• [What to do]
What follows is a set of entries. Repeat them exactly, but not their pictures.

==== Recorded information

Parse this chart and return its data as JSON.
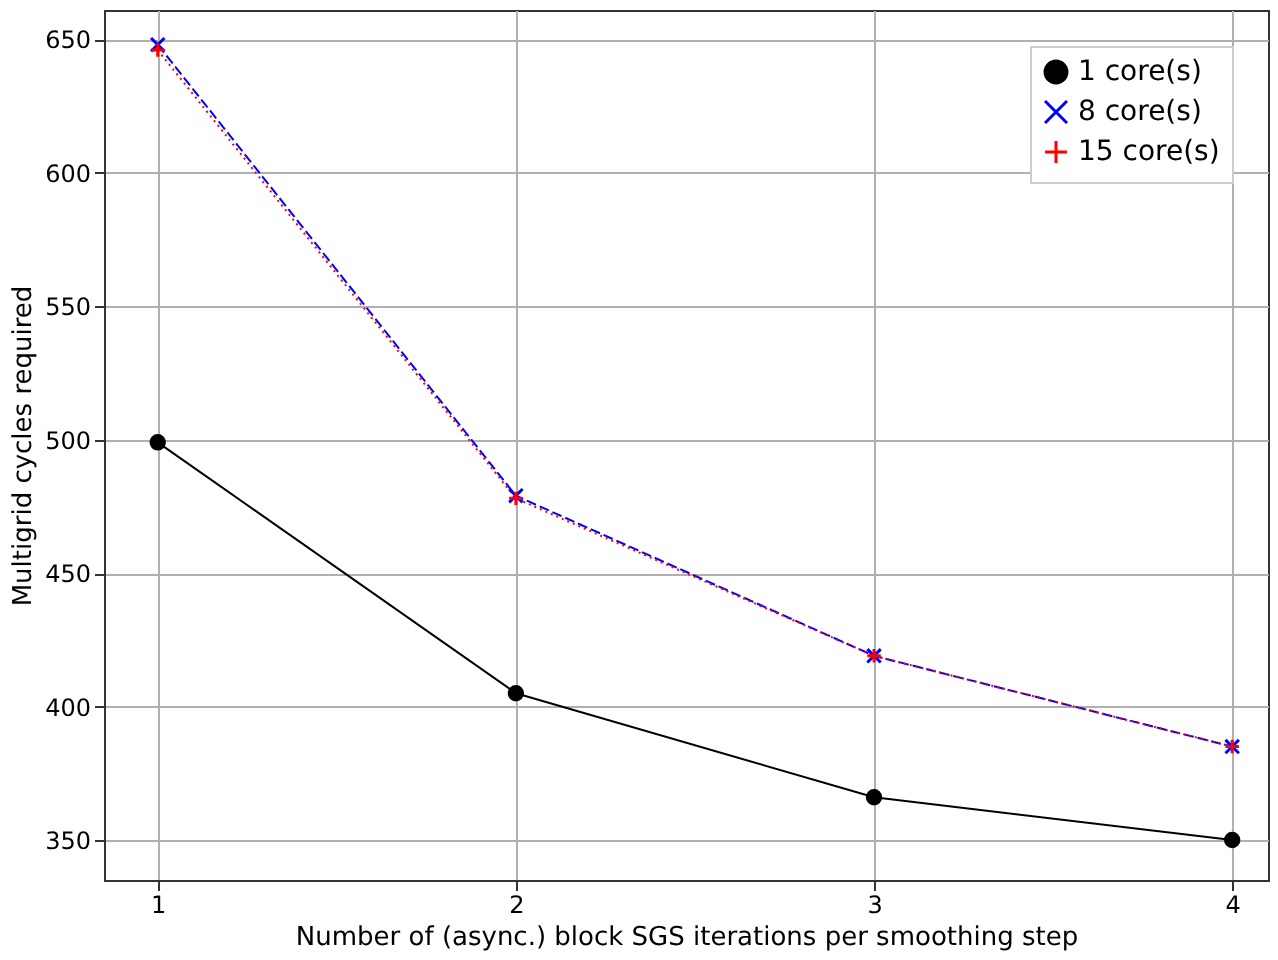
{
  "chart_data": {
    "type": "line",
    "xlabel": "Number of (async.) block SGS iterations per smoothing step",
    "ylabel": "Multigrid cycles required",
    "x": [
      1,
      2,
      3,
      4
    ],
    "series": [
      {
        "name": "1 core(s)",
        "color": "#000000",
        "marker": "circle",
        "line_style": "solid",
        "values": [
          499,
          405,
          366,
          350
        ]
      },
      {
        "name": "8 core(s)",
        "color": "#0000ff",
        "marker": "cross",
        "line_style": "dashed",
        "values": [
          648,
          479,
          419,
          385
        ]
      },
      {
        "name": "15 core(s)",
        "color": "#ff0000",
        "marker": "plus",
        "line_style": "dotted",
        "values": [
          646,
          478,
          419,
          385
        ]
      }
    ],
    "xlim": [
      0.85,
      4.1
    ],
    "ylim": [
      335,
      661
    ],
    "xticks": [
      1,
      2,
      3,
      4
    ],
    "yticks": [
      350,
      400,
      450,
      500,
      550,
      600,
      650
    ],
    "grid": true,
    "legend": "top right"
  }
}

========

• [The output]
Parse this chart and return its data as JSON.
{
  "chart_data": {
    "type": "line",
    "xlabel": "Number of (async.) block SGS iterations per smoothing step",
    "ylabel": "Multigrid cycles required",
    "x": [
      1,
      2,
      3,
      4
    ],
    "series": [
      {
        "name": "1 core(s)",
        "color": "#000000",
        "marker": "circle",
        "line_style": "solid",
        "values": [
          499,
          405,
          366,
          350
        ]
      },
      {
        "name": "8 core(s)",
        "color": "#0000ff",
        "marker": "cross",
        "line_style": "dashed",
        "values": [
          648,
          479,
          419,
          385
        ]
      },
      {
        "name": "15 core(s)",
        "color": "#ff0000",
        "marker": "plus",
        "line_style": "dotted",
        "values": [
          646,
          478,
          419,
          385
        ]
      }
    ],
    "xlim": [
      0.85,
      4.1
    ],
    "ylim": [
      335,
      661
    ],
    "xticks": [
      1,
      2,
      3,
      4
    ],
    "yticks": [
      350,
      400,
      450,
      500,
      550,
      600,
      650
    ],
    "grid": true,
    "legend": "top right"
  }
}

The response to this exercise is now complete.